## WRITTEN INSTRUCTION
Spot each line that carries the word "Plastique"; copy those lines.

## SUPPLIED RECORDS
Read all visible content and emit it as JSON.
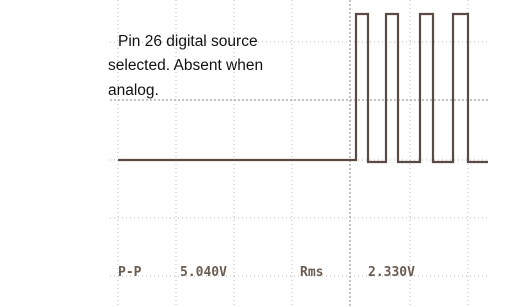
{
  "annotation": {
    "lines": [
      "Pin 26 digital source",
      "selected. Absent when",
      "analog."
    ]
  },
  "readouts": [
    {
      "label": "P-P",
      "value": "5.040V"
    },
    {
      "label": "Rms",
      "value": "2.330V"
    }
  ]
}
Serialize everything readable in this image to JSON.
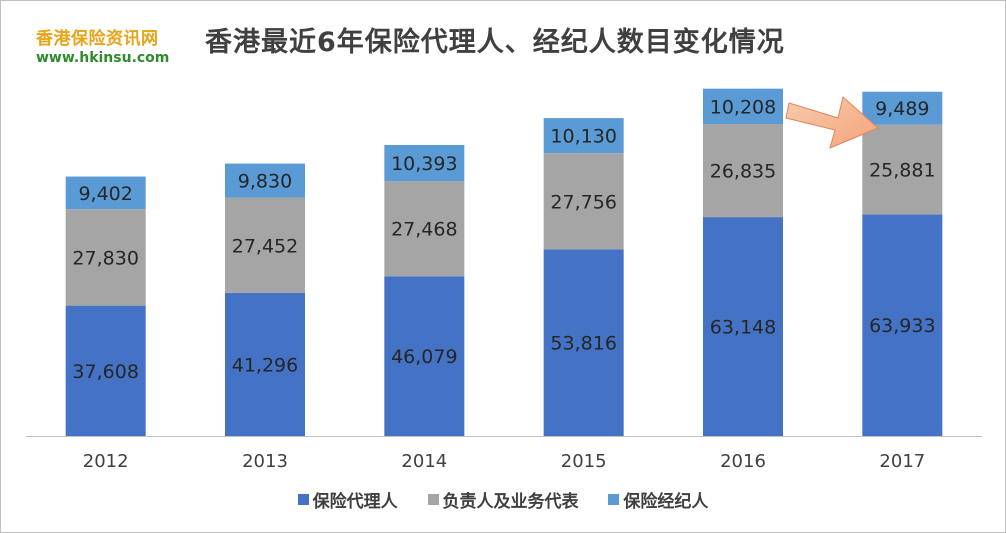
{
  "logo": {
    "name": "香港保险资讯网",
    "url": "www.hkinsu.com"
  },
  "colors": {
    "series": [
      "#4472c4",
      "#a5a5a5",
      "#5b9bd5"
    ],
    "axis": "#bfbfbf",
    "arrow": "#f4b183"
  },
  "chart_data": {
    "type": "bar",
    "stacked": true,
    "title": "香港最近6年保险代理人、经纪人数目变化情况",
    "categories": [
      "2012",
      "2013",
      "2014",
      "2015",
      "2016",
      "2017"
    ],
    "series": [
      {
        "name": "保险代理人",
        "values": [
          37608,
          41296,
          46079,
          53816,
          63148,
          63933
        ],
        "labels": [
          "37,608",
          "41,296",
          "46,079",
          "53,816",
          "63,148",
          "63,933"
        ]
      },
      {
        "name": "负责人及业务代表",
        "values": [
          27830,
          27452,
          27468,
          27756,
          26835,
          25881
        ],
        "labels": [
          "27,830",
          "27,452",
          "27,468",
          "27,756",
          "26,835",
          "25,881"
        ]
      },
      {
        "name": "保险经纪人",
        "values": [
          9402,
          9830,
          10393,
          10130,
          10208,
          9489
        ],
        "labels": [
          "9,402",
          "9,830",
          "10,393",
          "10,130",
          "10,208",
          "9,489"
        ]
      }
    ],
    "ylim": [
      0,
      105000
    ],
    "grid": false,
    "legend_position": "bottom",
    "annotation": "arrow pointing to 2017"
  }
}
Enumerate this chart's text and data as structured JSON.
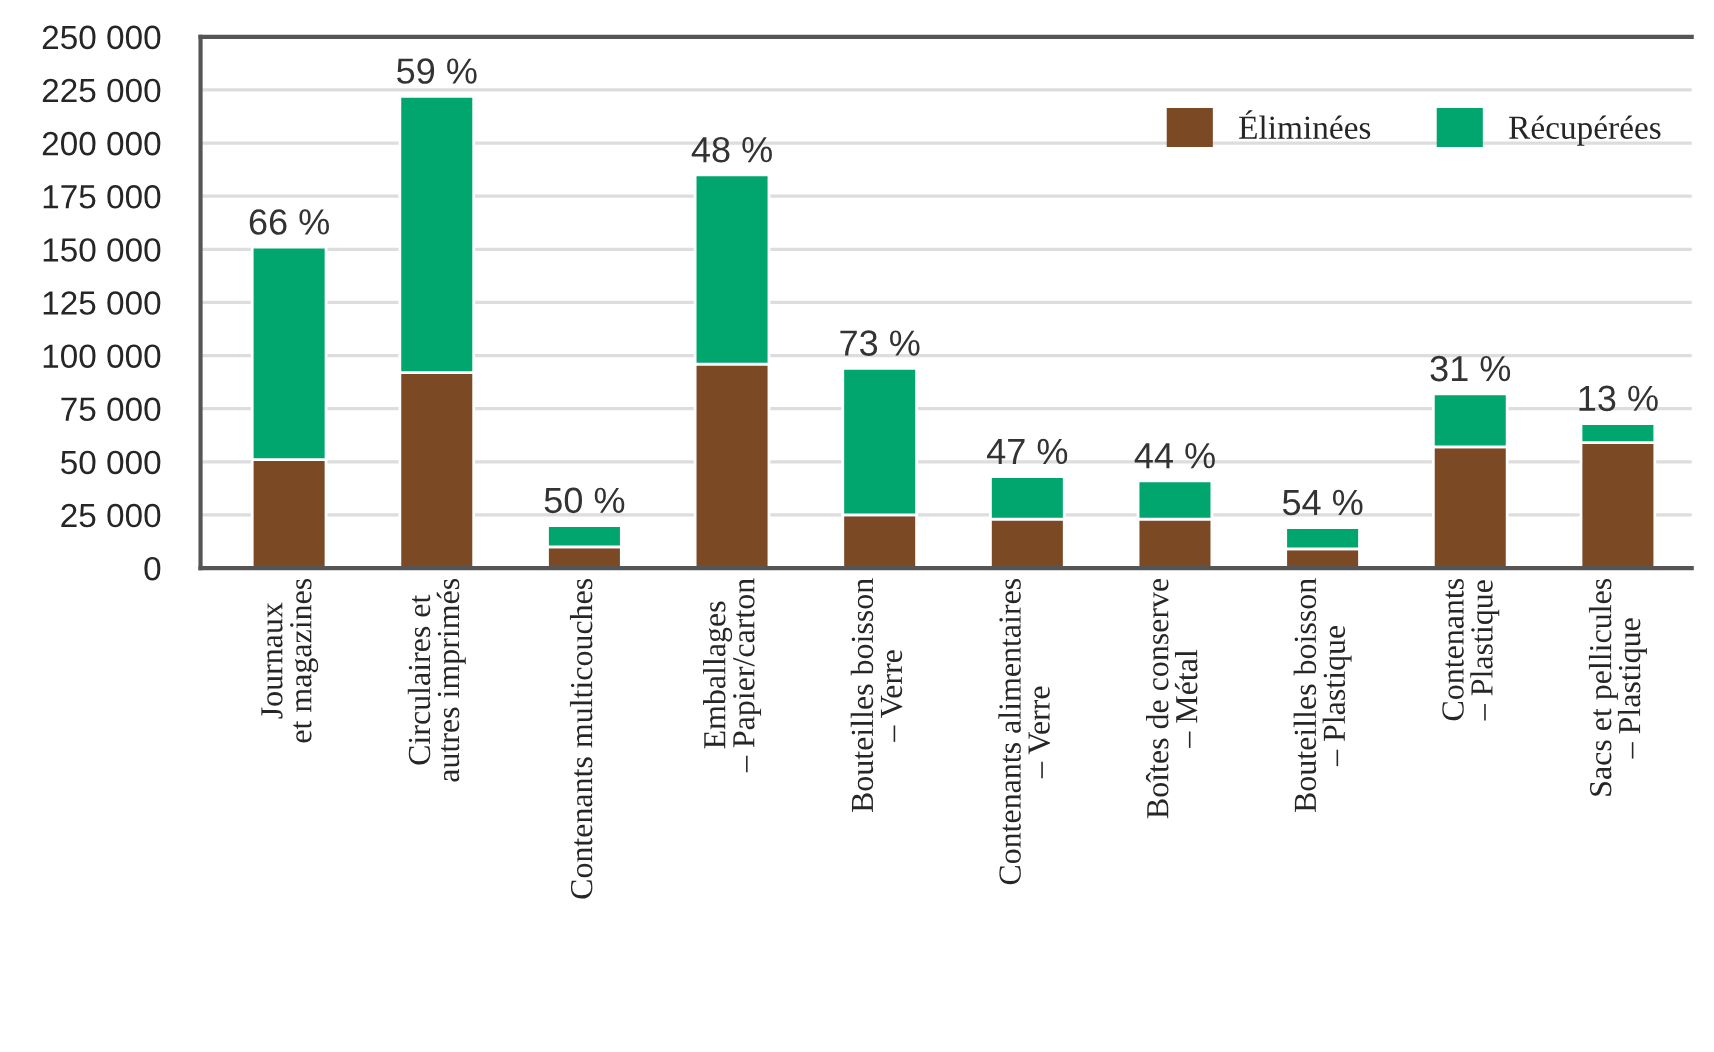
{
  "chart_data": {
    "type": "bar",
    "stacked": true,
    "categories": [
      "Journaux\net magazines",
      "Circulaires et\nautres imprimés",
      "Contenants multicouches",
      "Emballages\n– Papier/carton",
      "Bouteilles boisson\n– Verre",
      "Contenants alimentaires\n– Verre",
      "Boîtes de conserve\n– Métal",
      "Bouteilles boisson\n– Plastique",
      "Contenants\n– Plastique",
      "Sacs et pellicules\n– Plastique"
    ],
    "series": [
      {
        "name": "Éliminées",
        "color": "#7b4a25",
        "values": [
          51000,
          92000,
          10000,
          96000,
          25000,
          23000,
          23000,
          9000,
          57000,
          59000
        ]
      },
      {
        "name": "Récupérées",
        "color": "#00a66e",
        "values": [
          100000,
          130000,
          10000,
          89000,
          69000,
          20000,
          18000,
          10000,
          25000,
          9000
        ]
      }
    ],
    "annotations": [
      "66 %",
      "59 %",
      "50 %",
      "48 %",
      "73 %",
      "47 %",
      "44 %",
      "54 %",
      "31 %",
      "13 %"
    ],
    "ylim": [
      0,
      250000
    ],
    "yticks": [
      {
        "value": 0,
        "label": "0"
      },
      {
        "value": 25000,
        "label": "25 000"
      },
      {
        "value": 50000,
        "label": "50 000"
      },
      {
        "value": 75000,
        "label": "75 000"
      },
      {
        "value": 100000,
        "label": "100 000"
      },
      {
        "value": 125000,
        "label": "125 000"
      },
      {
        "value": 150000,
        "label": "150 000"
      },
      {
        "value": 175000,
        "label": "175 000"
      },
      {
        "value": 200000,
        "label": "200 000"
      },
      {
        "value": 225000,
        "label": "225 000"
      },
      {
        "value": 250000,
        "label": "250 000"
      }
    ],
    "grid": "y",
    "legend": "top right"
  }
}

## ANSWER TO THE EXERCISE
      "Bouteilles boisson\n– Plastique",
      "Contenants\n– Plastique",
      "Sacs et pellicules\n– Plastique"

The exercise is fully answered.